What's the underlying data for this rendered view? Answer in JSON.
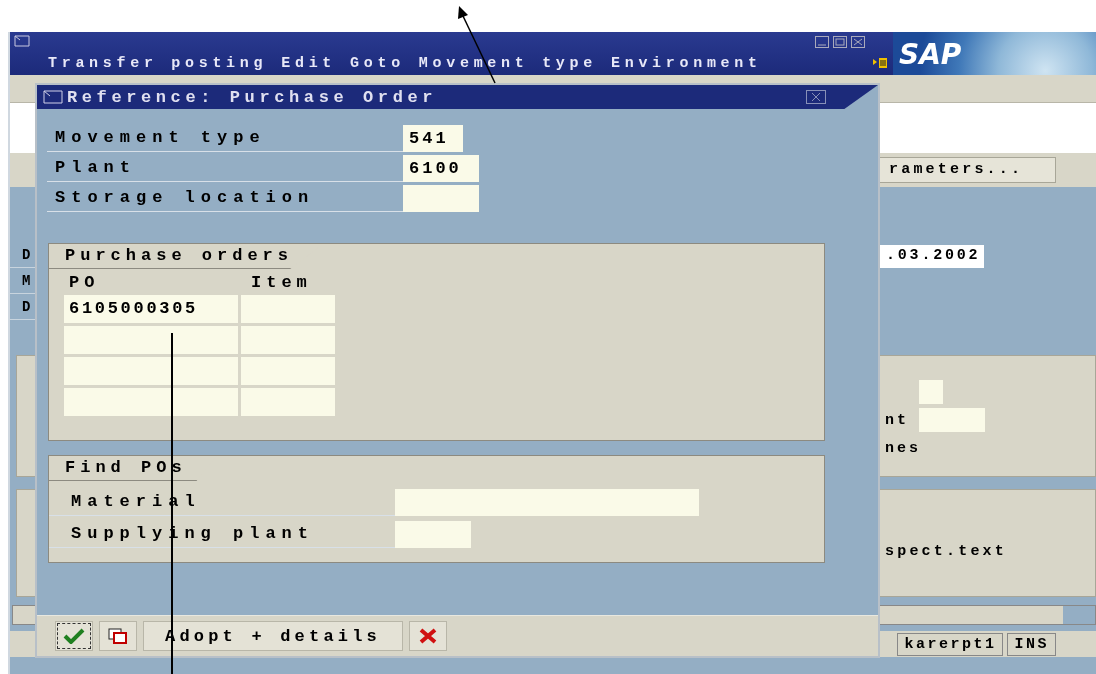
{
  "window": {
    "menu": [
      {
        "label": "Transfer posting"
      },
      {
        "label": "Edit"
      },
      {
        "label": "Goto"
      },
      {
        "label": "Movement type"
      },
      {
        "label": "Environment"
      }
    ],
    "logo": "SAP"
  },
  "background": {
    "left_labels": [
      "D",
      "M",
      "D"
    ],
    "button": "rameters...",
    "date": ".03.2002",
    "label_1": "nt",
    "label_2": "nes",
    "text": "spect.text"
  },
  "status_bar": {
    "client": "karerpt1",
    "mode": "INS"
  },
  "dialog": {
    "title": "Reference: Purchase Order",
    "fields": [
      {
        "label": "Movement type",
        "value": "541",
        "kind": "short"
      },
      {
        "label": "Plant",
        "value": "6100",
        "kind": "medium"
      },
      {
        "label": "Storage location",
        "kind": "medium"
      }
    ],
    "po_group": {
      "title": "Purchase orders",
      "columns": [
        "PO",
        "Item"
      ],
      "rows": [
        {
          "kind": "filled",
          "po": "6105000305"
        },
        {
          "kind": "empty"
        },
        {
          "kind": "empty"
        },
        {
          "kind": "empty"
        }
      ]
    },
    "find_group": {
      "title": "Find POs",
      "fields": [
        {
          "label": "Material",
          "kind": "long"
        },
        {
          "label": "Supplying plant",
          "kind": "medium"
        }
      ]
    },
    "buttons": [
      {
        "kind": "confirm",
        "focused": true
      },
      {
        "kind": "copy",
        "focused": false
      },
      {
        "kind": "text",
        "label": "Adopt + details",
        "focused": false
      },
      {
        "kind": "cancel",
        "focused": false
      }
    ]
  }
}
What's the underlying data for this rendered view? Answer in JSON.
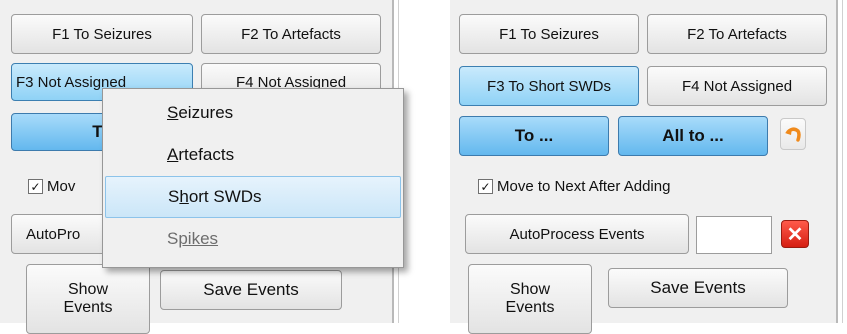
{
  "left_panel": {
    "f1": "F1 To Seizures",
    "f2": "F2 To Artefacts",
    "f3": "F3 Not Assigned",
    "f4": "F4 Not Assigned",
    "to_button": "To",
    "move_checkbox": "Mov",
    "autoprocess": "AutoPro",
    "show_events_line1": "Show",
    "show_events_line2": "Events",
    "save_events": "Save Events"
  },
  "context_menu": {
    "items": [
      {
        "mnemonic": "S",
        "rest": "eizures",
        "pre": ""
      },
      {
        "mnemonic": "A",
        "rest": "rtefacts",
        "pre": ""
      },
      {
        "mnemonic": "h",
        "rest": "ort SWDs",
        "pre": "S"
      },
      {
        "mnemonic": "S",
        "rest": "pikes",
        "pre": ""
      }
    ],
    "highlighted_index": 2,
    "disabled_index": 3
  },
  "right_panel": {
    "f1": "F1 To Seizures",
    "f2": "F2 To Artefacts",
    "f3": "F3 To Short SWDs",
    "f4": "F4 Not Assigned",
    "to_button": "To ...",
    "all_to_button": "All to ...",
    "move_checkbox": "Move to Next After Adding",
    "autoprocess": "AutoProcess Events",
    "event_field_value": "",
    "show_events_line1": "Show",
    "show_events_line2": "Events",
    "save_events": "Save Events"
  },
  "icons": {
    "undo": "undo-arrow-icon",
    "close": "close-icon",
    "check": "checkmark-icon"
  },
  "colors": {
    "selected_button": "#8fd2f6",
    "primary_button": "#63b8ee",
    "close_red": "#d51e12",
    "undo_orange": "#f08a1c",
    "menu_highlight": "#cbe6f8"
  }
}
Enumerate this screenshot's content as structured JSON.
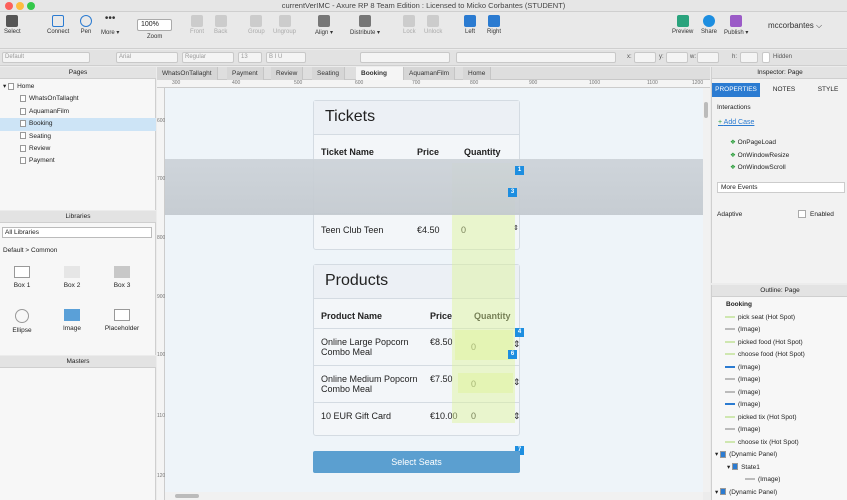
{
  "window": {
    "title": "currentVerIMC - Axure RP 8 Team Edition : Licensed to Micko Corbantes (STUDENT)"
  },
  "toolbar": {
    "select": "Select",
    "connect": "Connect",
    "pen": "Pen",
    "more": "More ▾",
    "zoom_value": "100%",
    "zoom_label": "Zoom",
    "front": "Front",
    "back": "Back",
    "group": "Group",
    "ungroup": "Ungroup",
    "align": "Align ▾",
    "distribute": "Distribute ▾",
    "lock": "Lock",
    "unlock": "Unlock",
    "left": "Left",
    "right": "Right",
    "preview": "Preview",
    "share": "Share",
    "publish": "Publish ▾",
    "user": "mccorbantes ⌵"
  },
  "format": {
    "style": "Default",
    "font": "Arial",
    "weight": "Regular",
    "size": "13",
    "x_label": "x:",
    "y_label": "y:",
    "w_label": "w:",
    "h_label": "h:",
    "hidden": "Hidden"
  },
  "pages": {
    "title": "Pages",
    "items": [
      {
        "label": "Home",
        "level": 0
      },
      {
        "label": "WhatsOnTallaght",
        "level": 1
      },
      {
        "label": "AquamanFilm",
        "level": 1
      },
      {
        "label": "Booking",
        "level": 1
      },
      {
        "label": "Seating",
        "level": 1
      },
      {
        "label": "Review",
        "level": 1
      },
      {
        "label": "Payment",
        "level": 1
      }
    ]
  },
  "libraries": {
    "title": "Libraries",
    "selected": "All Libraries",
    "group": "Default > Common",
    "items": [
      "Box 1",
      "Box 2",
      "Box 3",
      "Ellipse",
      "Image",
      "Placeholder"
    ]
  },
  "masters": {
    "title": "Masters"
  },
  "tabs": [
    "WhatsOnTallaght",
    "Payment",
    "Review",
    "Seating",
    "Booking",
    "AquamanFilm",
    "Home"
  ],
  "active_tab": "Booking",
  "ruler": {
    "h": [
      "300",
      "400",
      "500",
      "600",
      "700",
      "800",
      "900",
      "1000",
      "1100",
      "1200"
    ],
    "v": [
      "600",
      "700",
      "800",
      "900",
      "1000",
      "1100",
      "1200"
    ]
  },
  "tickets": {
    "title": "Tickets",
    "headers": [
      "Ticket Name",
      "Price",
      "Quantity"
    ],
    "rows": [
      {
        "name": "Teen Club Teen",
        "price": "€4.50",
        "qty": "0"
      }
    ]
  },
  "products": {
    "title": "Products",
    "headers": [
      "Product Name",
      "Price",
      "Quantity"
    ],
    "rows": [
      {
        "name": "Online Large Popcorn Combo Meal",
        "price": "€8.50",
        "qty": "0"
      },
      {
        "name": "Online Medium Popcorn Combo Meal",
        "price": "€7.50",
        "qty": "0"
      },
      {
        "name": "10 EUR Gift Card",
        "price": "€10.00",
        "qty": "0"
      }
    ]
  },
  "markers": [
    "1",
    "3",
    "4",
    "6",
    "7"
  ],
  "select_seats": "Select Seats",
  "inspector": {
    "title": "Inspector: Page",
    "tabs": [
      "PROPERTIES",
      "NOTES",
      "STYLE"
    ],
    "interactions": "Interactions",
    "add_case": "Add Case",
    "events": [
      "OnPageLoad",
      "OnWindowResize",
      "OnWindowScroll"
    ],
    "more_events": "More Events",
    "adaptive": "Adaptive",
    "enabled": "Enabled"
  },
  "outline": {
    "title": "Outline: Page",
    "root": "Booking",
    "items": [
      "pick seat (Hot Spot)",
      "(Image)",
      "picked food (Hot Spot)",
      "choose food (Hot Spot)",
      "(Image)",
      "(Image)",
      "(Image)",
      "(Image)",
      "picked tix (Hot Spot)",
      "(Image)",
      "choose tix (Hot Spot)",
      "(Dynamic Panel)",
      "State1",
      "(Image)",
      "(Dynamic Panel)"
    ]
  },
  "colors": {
    "accent": "#1d8ee0",
    "button": "#5b9fd0",
    "highlight": "#def596"
  }
}
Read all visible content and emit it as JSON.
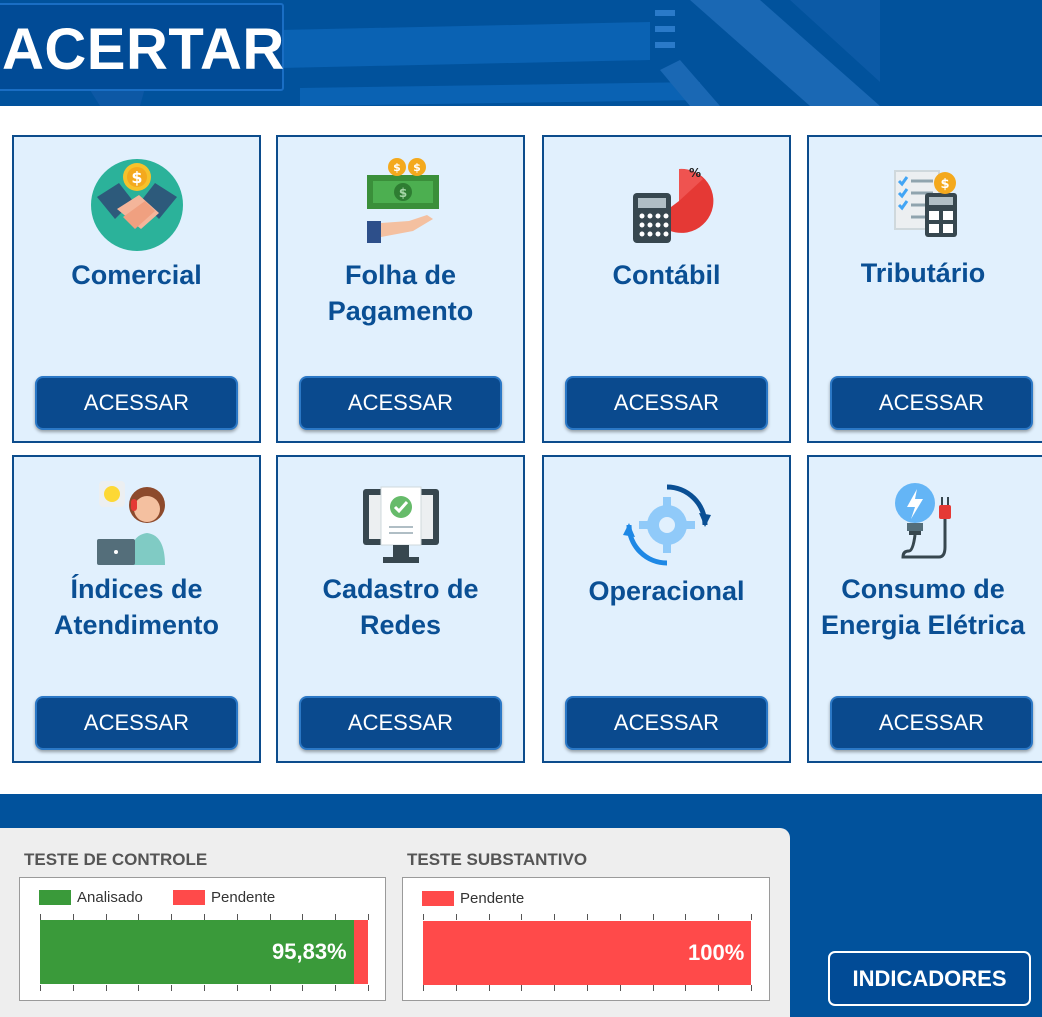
{
  "header": {
    "title": "ACERTAR"
  },
  "cards": [
    {
      "label": "Comercial",
      "button": "ACESSAR",
      "icon": "handshake-coin-icon"
    },
    {
      "label": "Folha de Pagamento",
      "button": "ACESSAR",
      "icon": "money-hand-icon"
    },
    {
      "label": "Contábil",
      "button": "ACESSAR",
      "icon": "calculator-pie-icon"
    },
    {
      "label": "Tributário",
      "button": "ACESSAR",
      "icon": "tax-calculator-icon"
    },
    {
      "label": "Índices de Atendimento",
      "button": "ACESSAR",
      "icon": "support-agent-icon"
    },
    {
      "label": "Cadastro de Redes",
      "button": "ACESSAR",
      "icon": "monitor-check-icon"
    },
    {
      "label": "Operacional",
      "button": "ACESSAR",
      "icon": "gear-cycle-icon"
    },
    {
      "label": "Consumo de Energia Elétrica",
      "button": "ACESSAR",
      "icon": "bulb-plug-icon"
    }
  ],
  "tests": {
    "controle": {
      "title": "TESTE DE CONTROLE",
      "legend": [
        "Analisado",
        "Pendente"
      ],
      "value_label": "95,83%"
    },
    "substantivo": {
      "title": "TESTE SUBSTANTIVO",
      "legend": [
        "Pendente"
      ],
      "value_label": "100%"
    }
  },
  "indicadores_button": "INDICADORES",
  "colors": {
    "brand": "#01529c",
    "analisado": "#3a9a3a",
    "pendente": "#ff4a4a"
  },
  "chart_data": [
    {
      "type": "bar",
      "title": "TESTE DE CONTROLE",
      "series": [
        {
          "name": "Analisado",
          "values": [
            95.83
          ]
        },
        {
          "name": "Pendente",
          "values": [
            4.17
          ]
        }
      ],
      "stacked": true,
      "orientation": "horizontal",
      "legend": "top-left"
    },
    {
      "type": "bar",
      "title": "TESTE SUBSTANTIVO",
      "series": [
        {
          "name": "Pendente",
          "values": [
            100
          ]
        }
      ],
      "stacked": true,
      "orientation": "horizontal",
      "legend": "top-left"
    }
  ]
}
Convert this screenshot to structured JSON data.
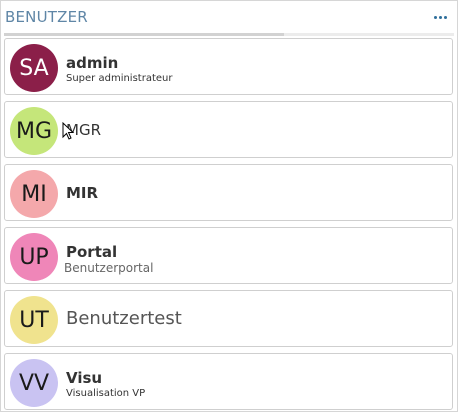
{
  "header": {
    "title": "BENUTZER",
    "menu_icon": "more-dots-icon"
  },
  "users": [
    {
      "initials": "SA",
      "name": "admin",
      "subtitle": "Super administrateur",
      "color": "#8b1f49",
      "text_dark": false
    },
    {
      "initials": "MG",
      "name": "MGR",
      "subtitle": "",
      "color": "#c5e67a",
      "text_dark": true
    },
    {
      "initials": "MI",
      "name": "MIR",
      "subtitle": "",
      "color": "#f4a8ab",
      "text_dark": true
    },
    {
      "initials": "UP",
      "name": "Portal",
      "subtitle": "Benutzerportal",
      "color": "#ef86b8",
      "text_dark": true
    },
    {
      "initials": "UT",
      "name": "Benutzertest",
      "subtitle": "",
      "color": "#f0e38e",
      "text_dark": true
    },
    {
      "initials": "VV",
      "name": "Visu",
      "subtitle": "Visualisation VP",
      "color": "#c9c3f2",
      "text_dark": true
    }
  ]
}
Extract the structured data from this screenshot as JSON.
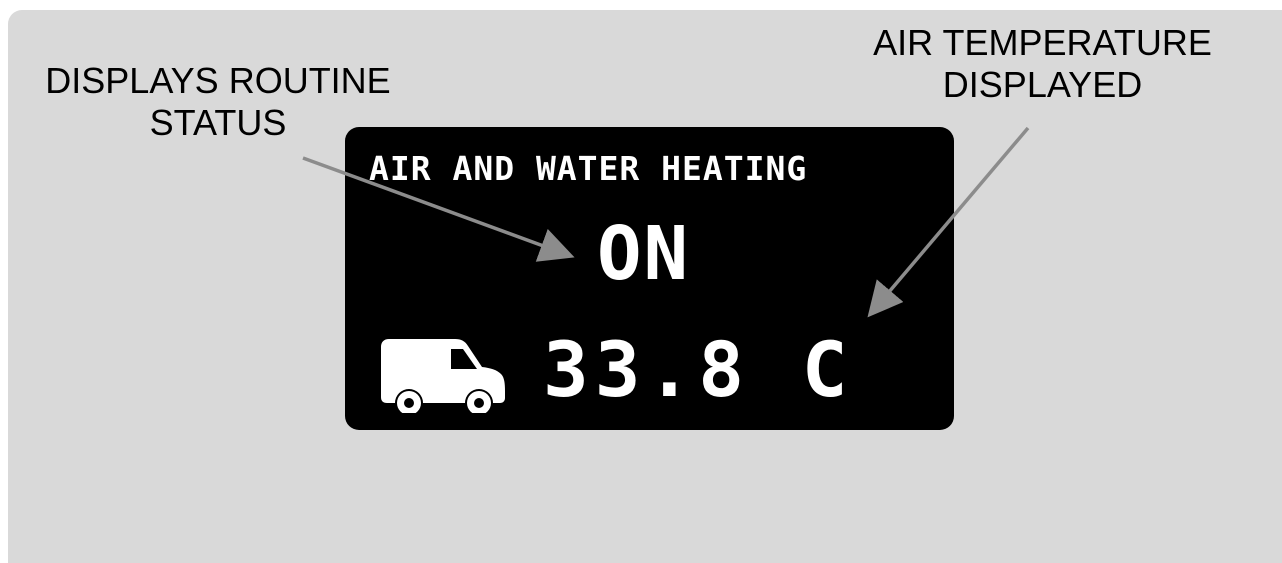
{
  "callouts": {
    "status_line1": "DISPLAYS ROUTINE",
    "status_line2": "STATUS",
    "temperature_line1": "AIR TEMPERATURE",
    "temperature_line2": "DISPLAYED"
  },
  "display": {
    "title": "AIR AND WATER HEATING",
    "status": "ON",
    "temperature": "33.8 C",
    "icon": "van-icon"
  },
  "colors": {
    "background": "#d9d9d9",
    "screen": "#000000",
    "screen_text": "#ffffff",
    "arrow": "#8c8c8c"
  }
}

##########

Exercise details:
Pictures must be left out. Repeat exactly the lines from the one containing "Convert this screenshot" through the final line of the data.

Task solution:
Convert this screenshot to structured JSON data.
{
  "header": {
    "title": "BENUTZER",
    "menu_icon": "more-dots-icon"
  },
  "users": [
    {
      "initials": "SA",
      "name": "admin",
      "subtitle": "Super administrateur",
      "color": "#8b1f49",
      "text_dark": false
    },
    {
      "initials": "MG",
      "name": "MGR",
      "subtitle": "",
      "color": "#c5e67a",
      "text_dark": true
    },
    {
      "initials": "MI",
      "name": "MIR",
      "subtitle": "",
      "color": "#f4a8ab",
      "text_dark": true
    },
    {
      "initials": "UP",
      "name": "Portal",
      "subtitle": "Benutzerportal",
      "color": "#ef86b8",
      "text_dark": true
    },
    {
      "initials": "UT",
      "name": "Benutzertest",
      "subtitle": "",
      "color": "#f0e38e",
      "text_dark": true
    },
    {
      "initials": "VV",
      "name": "Visu",
      "subtitle": "Visualisation VP",
      "color": "#c9c3f2",
      "text_dark": true
    }
  ]
}
Extract the structured data from this screenshot as JSON.
{
  "callouts": {
    "status_line1": "DISPLAYS ROUTINE",
    "status_line2": "STATUS",
    "temperature_line1": "AIR TEMPERATURE",
    "temperature_line2": "DISPLAYED"
  },
  "display": {
    "title": "AIR AND WATER HEATING",
    "status": "ON",
    "temperature": "33.8 C",
    "icon": "van-icon"
  },
  "colors": {
    "background": "#d9d9d9",
    "screen": "#000000",
    "screen_text": "#ffffff",
    "arrow": "#8c8c8c"
  }
}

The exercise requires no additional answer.